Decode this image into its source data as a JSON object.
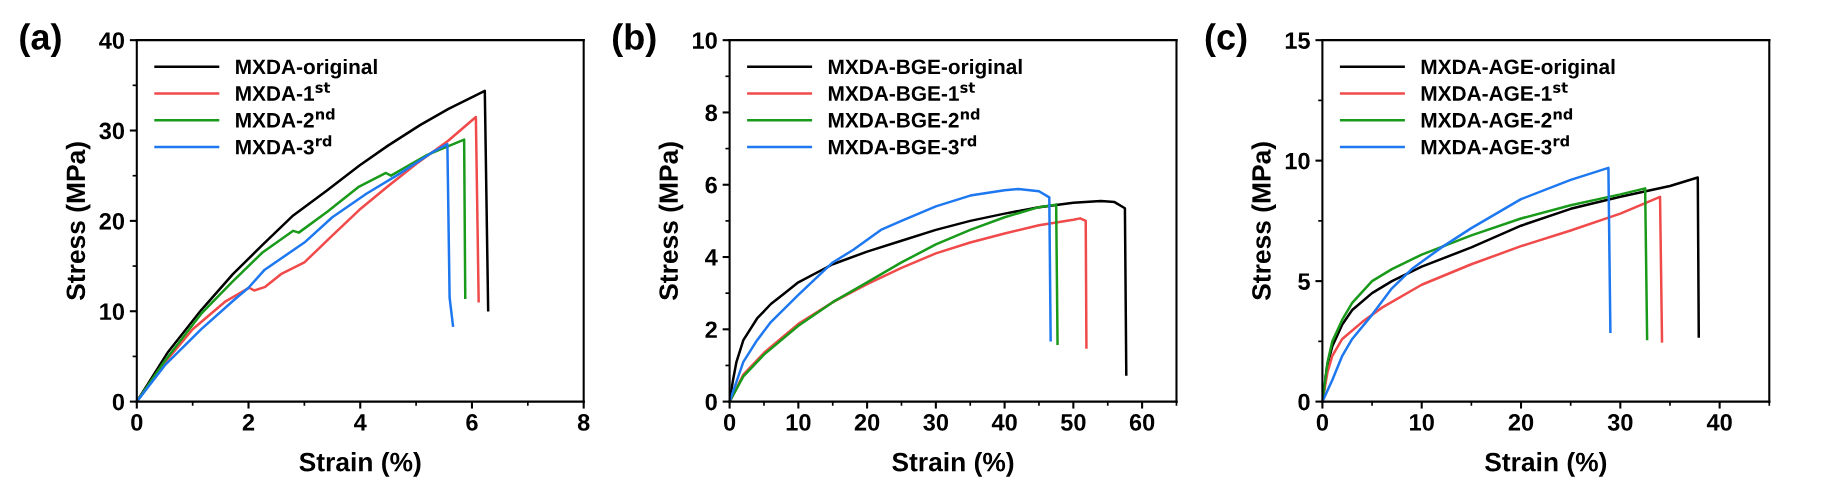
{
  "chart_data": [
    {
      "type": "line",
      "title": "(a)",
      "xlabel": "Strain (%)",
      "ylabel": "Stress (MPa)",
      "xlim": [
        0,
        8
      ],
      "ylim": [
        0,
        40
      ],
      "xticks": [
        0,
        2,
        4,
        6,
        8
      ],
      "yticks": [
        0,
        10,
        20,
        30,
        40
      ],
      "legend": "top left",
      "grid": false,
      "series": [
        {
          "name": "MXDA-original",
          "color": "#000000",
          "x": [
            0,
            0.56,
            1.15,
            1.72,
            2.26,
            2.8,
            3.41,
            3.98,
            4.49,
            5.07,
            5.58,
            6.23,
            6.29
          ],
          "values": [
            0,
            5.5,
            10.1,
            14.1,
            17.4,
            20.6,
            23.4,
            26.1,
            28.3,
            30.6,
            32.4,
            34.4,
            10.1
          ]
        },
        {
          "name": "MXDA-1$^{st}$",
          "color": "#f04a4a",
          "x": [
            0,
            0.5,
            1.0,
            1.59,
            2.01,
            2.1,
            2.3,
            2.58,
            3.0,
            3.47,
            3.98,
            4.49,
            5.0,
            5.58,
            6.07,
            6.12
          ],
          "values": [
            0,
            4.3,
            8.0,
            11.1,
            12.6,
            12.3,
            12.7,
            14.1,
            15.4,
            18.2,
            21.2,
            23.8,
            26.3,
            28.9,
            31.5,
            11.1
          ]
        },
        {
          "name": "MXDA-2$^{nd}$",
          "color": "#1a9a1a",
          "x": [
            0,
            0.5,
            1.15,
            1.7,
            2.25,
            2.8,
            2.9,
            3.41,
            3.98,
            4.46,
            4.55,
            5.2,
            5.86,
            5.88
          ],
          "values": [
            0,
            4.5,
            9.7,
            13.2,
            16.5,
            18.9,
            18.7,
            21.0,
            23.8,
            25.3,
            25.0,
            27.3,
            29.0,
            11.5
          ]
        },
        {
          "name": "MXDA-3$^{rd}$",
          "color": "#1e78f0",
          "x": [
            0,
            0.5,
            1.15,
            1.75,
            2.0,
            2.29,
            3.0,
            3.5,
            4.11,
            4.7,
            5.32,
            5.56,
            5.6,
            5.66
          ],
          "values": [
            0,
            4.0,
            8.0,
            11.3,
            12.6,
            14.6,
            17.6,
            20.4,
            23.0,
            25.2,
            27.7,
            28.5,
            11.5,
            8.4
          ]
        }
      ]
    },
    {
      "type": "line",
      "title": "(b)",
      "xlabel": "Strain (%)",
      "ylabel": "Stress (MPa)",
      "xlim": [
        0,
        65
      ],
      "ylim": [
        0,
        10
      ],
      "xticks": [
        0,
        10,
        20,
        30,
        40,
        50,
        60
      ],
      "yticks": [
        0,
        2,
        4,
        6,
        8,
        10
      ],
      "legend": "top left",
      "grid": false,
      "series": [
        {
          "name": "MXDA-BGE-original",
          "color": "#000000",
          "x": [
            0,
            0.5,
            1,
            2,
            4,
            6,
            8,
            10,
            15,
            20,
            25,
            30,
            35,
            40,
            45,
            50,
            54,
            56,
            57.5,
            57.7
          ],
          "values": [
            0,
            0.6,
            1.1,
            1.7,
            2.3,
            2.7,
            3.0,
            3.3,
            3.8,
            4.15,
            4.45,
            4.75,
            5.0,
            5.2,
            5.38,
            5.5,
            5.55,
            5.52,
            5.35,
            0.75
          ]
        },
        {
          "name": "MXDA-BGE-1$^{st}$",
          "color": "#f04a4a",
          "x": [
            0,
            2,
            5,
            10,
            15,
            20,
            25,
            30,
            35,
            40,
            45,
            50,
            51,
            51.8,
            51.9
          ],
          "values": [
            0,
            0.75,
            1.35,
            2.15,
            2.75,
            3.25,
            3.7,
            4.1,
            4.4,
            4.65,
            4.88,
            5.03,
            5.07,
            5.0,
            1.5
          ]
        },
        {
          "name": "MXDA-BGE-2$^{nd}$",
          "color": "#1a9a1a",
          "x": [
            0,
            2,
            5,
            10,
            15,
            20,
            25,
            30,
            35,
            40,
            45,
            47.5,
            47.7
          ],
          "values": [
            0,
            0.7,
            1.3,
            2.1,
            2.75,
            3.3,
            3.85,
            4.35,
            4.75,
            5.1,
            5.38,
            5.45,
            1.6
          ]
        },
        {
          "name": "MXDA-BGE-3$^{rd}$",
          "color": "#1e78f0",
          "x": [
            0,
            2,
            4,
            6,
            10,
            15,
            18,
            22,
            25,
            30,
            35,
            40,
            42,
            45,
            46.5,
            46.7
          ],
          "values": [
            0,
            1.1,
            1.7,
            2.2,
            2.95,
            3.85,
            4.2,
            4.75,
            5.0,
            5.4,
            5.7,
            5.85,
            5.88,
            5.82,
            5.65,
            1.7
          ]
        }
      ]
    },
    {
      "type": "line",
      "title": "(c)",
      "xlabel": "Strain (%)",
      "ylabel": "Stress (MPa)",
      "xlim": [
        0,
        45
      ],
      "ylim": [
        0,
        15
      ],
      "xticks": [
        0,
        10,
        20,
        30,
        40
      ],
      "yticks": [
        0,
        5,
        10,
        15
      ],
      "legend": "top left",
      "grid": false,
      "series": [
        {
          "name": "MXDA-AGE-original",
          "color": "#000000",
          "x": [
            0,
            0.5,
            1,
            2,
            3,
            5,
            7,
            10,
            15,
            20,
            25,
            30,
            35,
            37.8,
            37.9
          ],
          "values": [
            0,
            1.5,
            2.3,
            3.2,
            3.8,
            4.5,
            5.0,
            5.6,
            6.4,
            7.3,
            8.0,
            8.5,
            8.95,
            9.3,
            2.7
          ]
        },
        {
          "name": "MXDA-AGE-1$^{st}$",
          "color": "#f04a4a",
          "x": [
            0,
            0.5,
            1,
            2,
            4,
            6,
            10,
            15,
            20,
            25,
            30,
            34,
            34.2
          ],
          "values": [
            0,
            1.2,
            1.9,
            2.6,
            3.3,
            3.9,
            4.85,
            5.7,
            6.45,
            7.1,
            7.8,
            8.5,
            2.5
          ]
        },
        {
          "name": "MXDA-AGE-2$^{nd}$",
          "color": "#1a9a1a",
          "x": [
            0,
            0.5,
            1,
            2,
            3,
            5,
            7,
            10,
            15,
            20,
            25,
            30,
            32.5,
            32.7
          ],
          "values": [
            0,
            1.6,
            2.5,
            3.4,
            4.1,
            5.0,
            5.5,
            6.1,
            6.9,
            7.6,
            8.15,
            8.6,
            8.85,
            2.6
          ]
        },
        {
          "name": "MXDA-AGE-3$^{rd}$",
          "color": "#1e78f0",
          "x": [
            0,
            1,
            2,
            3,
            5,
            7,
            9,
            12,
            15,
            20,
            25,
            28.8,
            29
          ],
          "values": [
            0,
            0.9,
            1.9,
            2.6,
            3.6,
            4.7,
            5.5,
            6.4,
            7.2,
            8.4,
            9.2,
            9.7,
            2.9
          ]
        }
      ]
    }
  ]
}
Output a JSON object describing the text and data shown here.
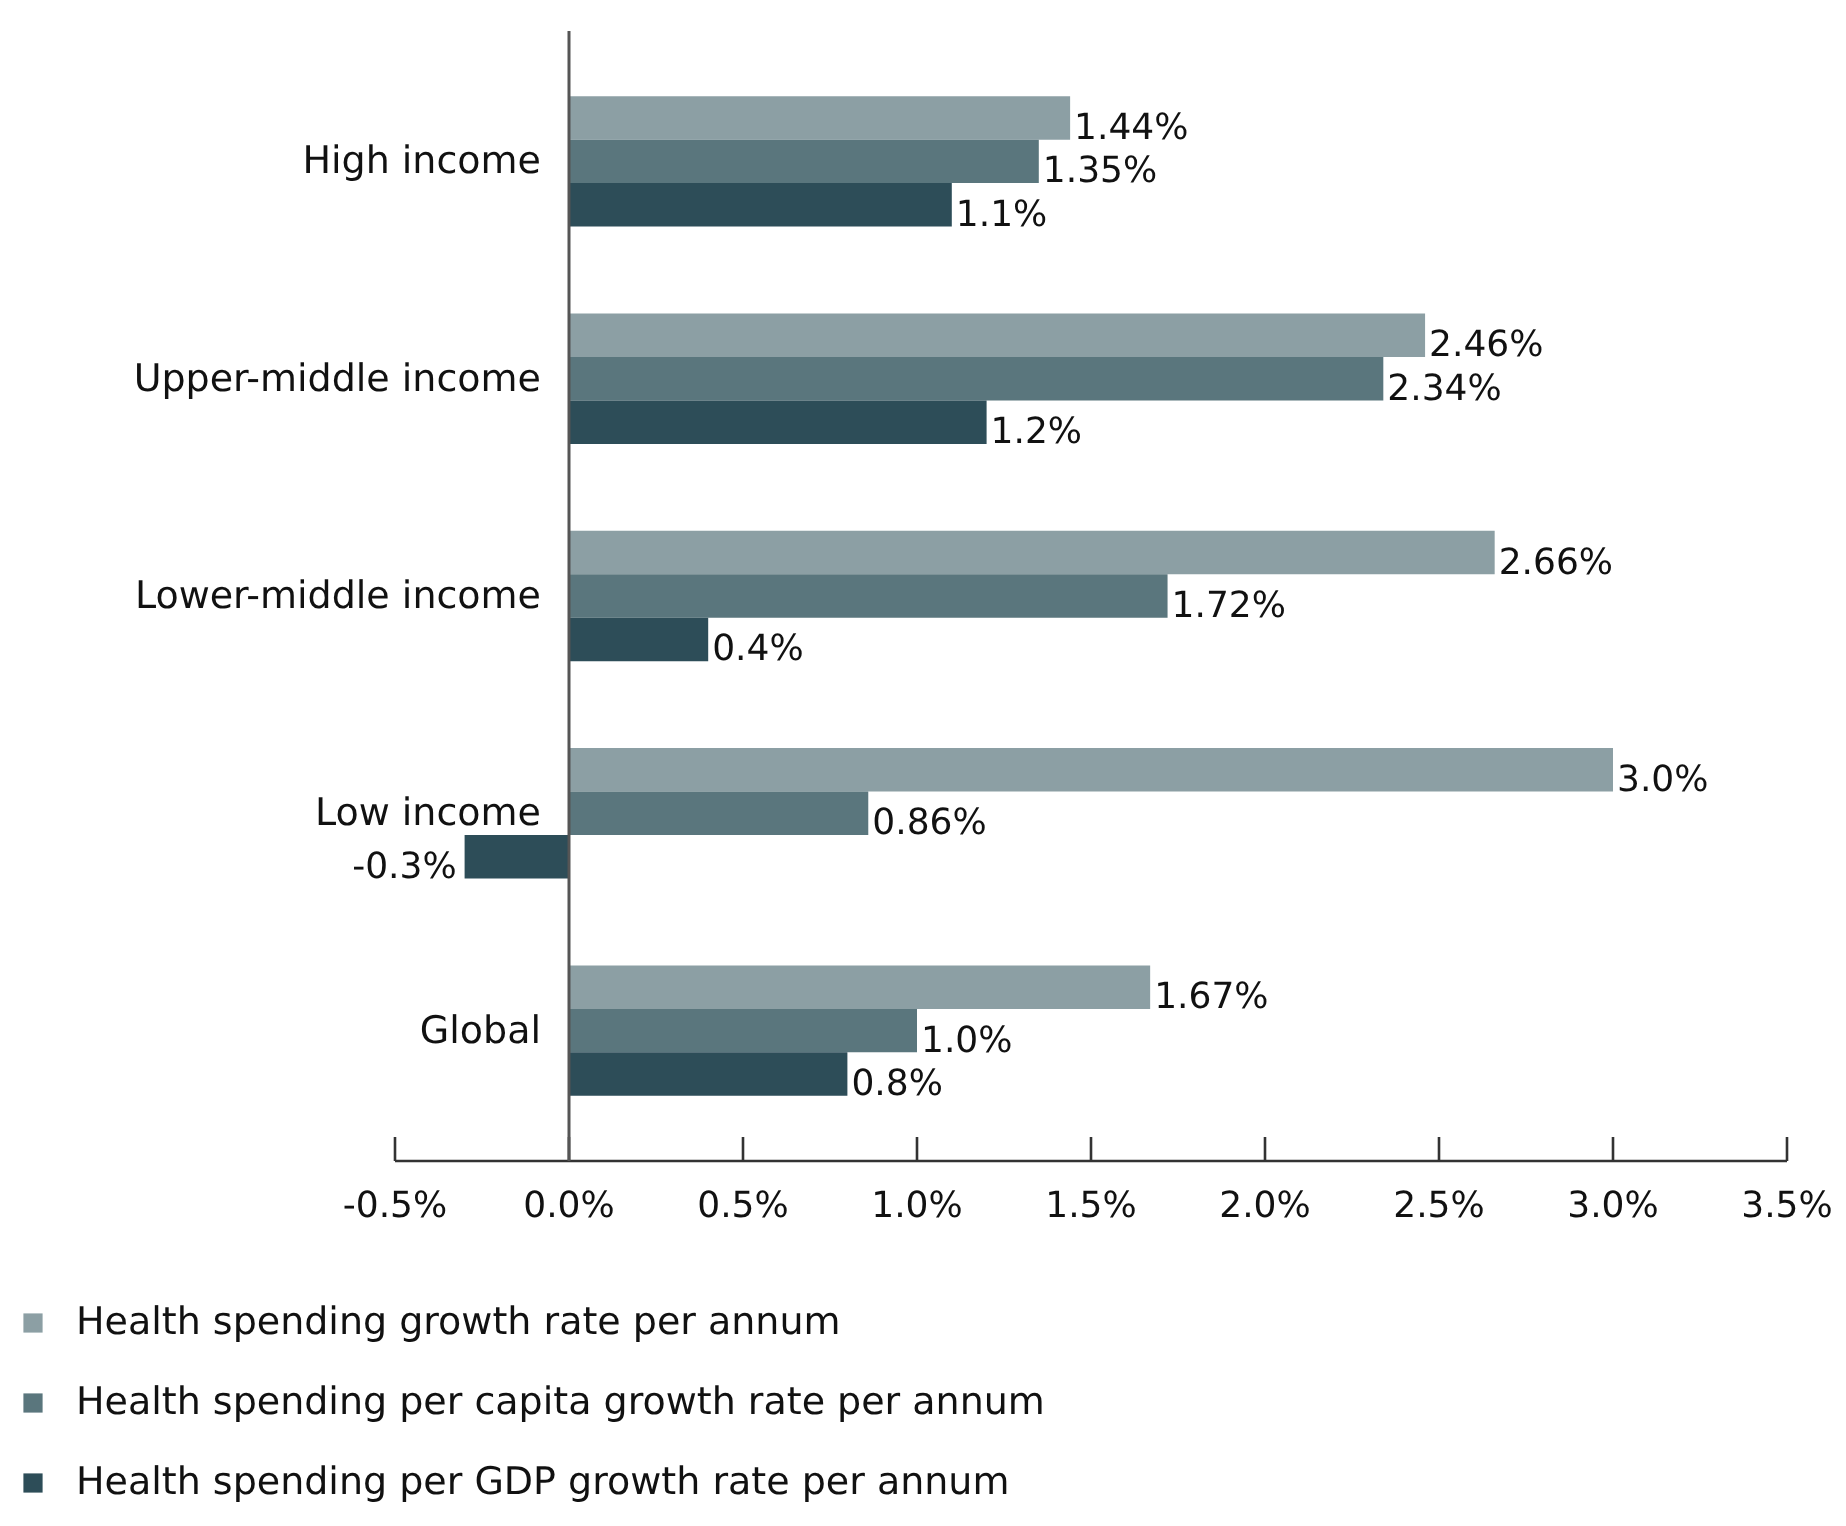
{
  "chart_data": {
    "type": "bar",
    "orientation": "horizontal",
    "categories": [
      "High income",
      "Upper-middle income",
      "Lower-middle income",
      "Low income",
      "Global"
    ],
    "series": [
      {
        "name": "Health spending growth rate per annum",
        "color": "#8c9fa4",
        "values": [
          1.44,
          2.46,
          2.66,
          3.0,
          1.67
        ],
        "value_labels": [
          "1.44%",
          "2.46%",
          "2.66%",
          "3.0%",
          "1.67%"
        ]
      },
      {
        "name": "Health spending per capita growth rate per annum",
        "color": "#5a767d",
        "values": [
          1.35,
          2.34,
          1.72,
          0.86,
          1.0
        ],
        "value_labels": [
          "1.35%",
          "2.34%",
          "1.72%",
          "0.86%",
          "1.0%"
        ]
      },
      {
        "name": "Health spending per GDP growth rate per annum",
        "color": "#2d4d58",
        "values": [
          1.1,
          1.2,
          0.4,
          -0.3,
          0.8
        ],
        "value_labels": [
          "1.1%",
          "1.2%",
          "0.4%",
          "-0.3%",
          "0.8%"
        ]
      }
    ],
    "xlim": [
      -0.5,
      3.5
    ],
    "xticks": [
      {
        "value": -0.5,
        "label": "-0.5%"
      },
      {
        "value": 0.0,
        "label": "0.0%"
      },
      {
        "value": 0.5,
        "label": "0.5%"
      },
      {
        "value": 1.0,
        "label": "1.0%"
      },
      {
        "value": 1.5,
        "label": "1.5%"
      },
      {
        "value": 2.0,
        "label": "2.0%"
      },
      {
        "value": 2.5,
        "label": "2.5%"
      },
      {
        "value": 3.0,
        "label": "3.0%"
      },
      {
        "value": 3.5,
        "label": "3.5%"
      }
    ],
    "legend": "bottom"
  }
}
····················
Exercise task — Where does the word "middle" appear in the listing? List each line that holds it.

Output for this exercise —
      "Upper-middle income",
      "Lower-middle income",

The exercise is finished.